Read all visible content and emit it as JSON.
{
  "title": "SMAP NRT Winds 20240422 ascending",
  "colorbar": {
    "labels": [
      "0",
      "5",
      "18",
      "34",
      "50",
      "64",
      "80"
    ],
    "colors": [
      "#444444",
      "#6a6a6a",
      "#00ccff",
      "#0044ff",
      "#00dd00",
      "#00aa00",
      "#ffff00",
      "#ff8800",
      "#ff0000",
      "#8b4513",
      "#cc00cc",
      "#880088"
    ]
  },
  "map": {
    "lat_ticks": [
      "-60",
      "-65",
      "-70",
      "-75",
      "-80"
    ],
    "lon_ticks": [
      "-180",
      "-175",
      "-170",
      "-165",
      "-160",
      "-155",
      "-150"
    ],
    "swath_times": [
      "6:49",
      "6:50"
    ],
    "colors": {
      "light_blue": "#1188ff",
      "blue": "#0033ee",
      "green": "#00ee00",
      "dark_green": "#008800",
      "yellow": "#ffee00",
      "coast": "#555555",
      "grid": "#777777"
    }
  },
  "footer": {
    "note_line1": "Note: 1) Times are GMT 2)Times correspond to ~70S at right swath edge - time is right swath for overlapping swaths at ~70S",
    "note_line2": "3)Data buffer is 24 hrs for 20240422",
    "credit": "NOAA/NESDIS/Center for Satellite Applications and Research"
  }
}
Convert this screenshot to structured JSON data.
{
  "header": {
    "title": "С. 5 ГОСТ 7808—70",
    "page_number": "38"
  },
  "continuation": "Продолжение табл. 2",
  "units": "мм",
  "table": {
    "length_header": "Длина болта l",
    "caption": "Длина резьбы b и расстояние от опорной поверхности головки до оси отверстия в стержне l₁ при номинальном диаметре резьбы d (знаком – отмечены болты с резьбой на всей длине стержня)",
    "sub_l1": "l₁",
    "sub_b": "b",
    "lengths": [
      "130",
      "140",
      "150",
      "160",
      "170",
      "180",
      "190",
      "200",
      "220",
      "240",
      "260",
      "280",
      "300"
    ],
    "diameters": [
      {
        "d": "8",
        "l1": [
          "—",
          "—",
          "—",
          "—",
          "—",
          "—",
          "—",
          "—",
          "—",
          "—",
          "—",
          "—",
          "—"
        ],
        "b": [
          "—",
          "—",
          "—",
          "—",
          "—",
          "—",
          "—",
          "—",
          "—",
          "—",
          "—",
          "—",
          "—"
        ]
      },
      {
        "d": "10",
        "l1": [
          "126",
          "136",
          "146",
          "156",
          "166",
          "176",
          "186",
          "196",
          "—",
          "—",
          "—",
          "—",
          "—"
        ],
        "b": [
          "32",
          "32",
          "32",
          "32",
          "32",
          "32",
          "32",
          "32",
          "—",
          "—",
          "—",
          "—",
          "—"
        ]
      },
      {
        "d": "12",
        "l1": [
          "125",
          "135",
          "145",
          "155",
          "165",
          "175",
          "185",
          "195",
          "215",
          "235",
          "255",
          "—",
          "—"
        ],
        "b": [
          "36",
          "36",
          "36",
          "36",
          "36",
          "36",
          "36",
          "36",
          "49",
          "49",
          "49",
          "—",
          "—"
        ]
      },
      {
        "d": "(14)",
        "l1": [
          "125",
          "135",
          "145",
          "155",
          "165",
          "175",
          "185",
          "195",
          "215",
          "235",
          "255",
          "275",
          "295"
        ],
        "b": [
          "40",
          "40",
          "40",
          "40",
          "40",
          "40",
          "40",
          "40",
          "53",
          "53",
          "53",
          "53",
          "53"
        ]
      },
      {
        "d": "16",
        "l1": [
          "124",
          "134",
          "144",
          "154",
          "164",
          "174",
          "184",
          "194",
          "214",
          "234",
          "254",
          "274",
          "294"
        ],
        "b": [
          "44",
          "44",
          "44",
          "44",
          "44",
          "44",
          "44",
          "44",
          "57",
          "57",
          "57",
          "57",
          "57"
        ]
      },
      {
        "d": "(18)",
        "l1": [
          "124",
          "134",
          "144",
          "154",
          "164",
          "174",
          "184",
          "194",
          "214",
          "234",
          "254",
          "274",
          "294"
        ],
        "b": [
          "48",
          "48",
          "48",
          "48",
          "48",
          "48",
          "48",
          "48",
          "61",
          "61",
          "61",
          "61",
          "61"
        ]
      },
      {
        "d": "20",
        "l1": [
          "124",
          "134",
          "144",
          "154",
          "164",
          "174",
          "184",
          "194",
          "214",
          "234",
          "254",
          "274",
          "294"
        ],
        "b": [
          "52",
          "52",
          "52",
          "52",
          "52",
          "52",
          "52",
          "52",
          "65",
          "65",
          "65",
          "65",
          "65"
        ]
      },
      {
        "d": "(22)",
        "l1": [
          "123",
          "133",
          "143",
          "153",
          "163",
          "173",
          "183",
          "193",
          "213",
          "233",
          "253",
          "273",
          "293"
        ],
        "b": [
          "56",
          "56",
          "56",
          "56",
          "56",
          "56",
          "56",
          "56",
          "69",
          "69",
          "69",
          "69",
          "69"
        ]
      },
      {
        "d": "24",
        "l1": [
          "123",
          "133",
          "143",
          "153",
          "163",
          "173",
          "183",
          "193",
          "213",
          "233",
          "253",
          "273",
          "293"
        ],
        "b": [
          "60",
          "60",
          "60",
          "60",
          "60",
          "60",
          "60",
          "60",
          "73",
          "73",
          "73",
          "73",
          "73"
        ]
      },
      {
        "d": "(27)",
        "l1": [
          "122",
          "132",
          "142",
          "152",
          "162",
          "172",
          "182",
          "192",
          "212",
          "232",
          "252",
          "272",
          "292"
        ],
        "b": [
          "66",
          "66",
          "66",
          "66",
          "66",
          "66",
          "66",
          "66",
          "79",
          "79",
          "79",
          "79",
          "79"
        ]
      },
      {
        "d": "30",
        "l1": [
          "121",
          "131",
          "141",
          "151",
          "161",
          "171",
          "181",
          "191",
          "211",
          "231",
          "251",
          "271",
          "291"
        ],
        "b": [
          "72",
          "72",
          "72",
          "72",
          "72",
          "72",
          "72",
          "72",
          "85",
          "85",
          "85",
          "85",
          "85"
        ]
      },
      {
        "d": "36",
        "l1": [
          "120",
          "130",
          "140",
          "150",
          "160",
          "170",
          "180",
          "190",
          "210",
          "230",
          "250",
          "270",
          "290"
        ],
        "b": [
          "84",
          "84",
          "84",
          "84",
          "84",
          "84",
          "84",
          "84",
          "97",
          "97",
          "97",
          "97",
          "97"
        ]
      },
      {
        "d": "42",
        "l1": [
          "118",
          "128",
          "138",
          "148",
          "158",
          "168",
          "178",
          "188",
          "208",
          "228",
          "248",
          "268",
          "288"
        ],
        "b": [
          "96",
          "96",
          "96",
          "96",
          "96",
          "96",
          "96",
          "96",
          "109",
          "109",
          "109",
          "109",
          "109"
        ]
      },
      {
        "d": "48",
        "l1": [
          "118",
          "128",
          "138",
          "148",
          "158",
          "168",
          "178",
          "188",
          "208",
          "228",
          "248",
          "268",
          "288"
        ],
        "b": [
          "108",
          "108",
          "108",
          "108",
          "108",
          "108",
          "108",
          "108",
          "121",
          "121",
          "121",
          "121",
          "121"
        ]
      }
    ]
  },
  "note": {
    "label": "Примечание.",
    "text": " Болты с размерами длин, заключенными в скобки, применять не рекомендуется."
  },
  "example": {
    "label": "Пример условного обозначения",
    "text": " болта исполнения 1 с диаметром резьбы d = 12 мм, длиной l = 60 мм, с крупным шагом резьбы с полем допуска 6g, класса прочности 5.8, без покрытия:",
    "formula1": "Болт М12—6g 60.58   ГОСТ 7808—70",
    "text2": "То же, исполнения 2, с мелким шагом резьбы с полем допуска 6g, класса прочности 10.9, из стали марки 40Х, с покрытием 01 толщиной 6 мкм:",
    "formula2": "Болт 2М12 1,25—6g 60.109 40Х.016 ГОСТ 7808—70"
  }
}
* * * * * * * * *
### [Task to complete]
Search the data above for the word "резьбы", then gather each line in which it appears.

### [Full answer]
    "caption": "Длина резьбы b и расстояние от опорной поверхности головки до оси отверстия в стержне l₁ при номинальном диаметре резьбы d (знаком – отмечены болты с резьбой на всей длине стержня)",
    "text": " болта исполнения 1 с диаметром резьбы d = 12 мм, длиной l = 60 мм, с крупным шагом резьбы с полем допуска 6g, класса прочности 5.8, без покрытия:",
    "text2": "То же, исполнения 2, с мелким шагом резьбы с полем допуска 6g, класса прочности 10.9, из стали марки 40Х, с покрытием 01 толщиной 6 мкм:",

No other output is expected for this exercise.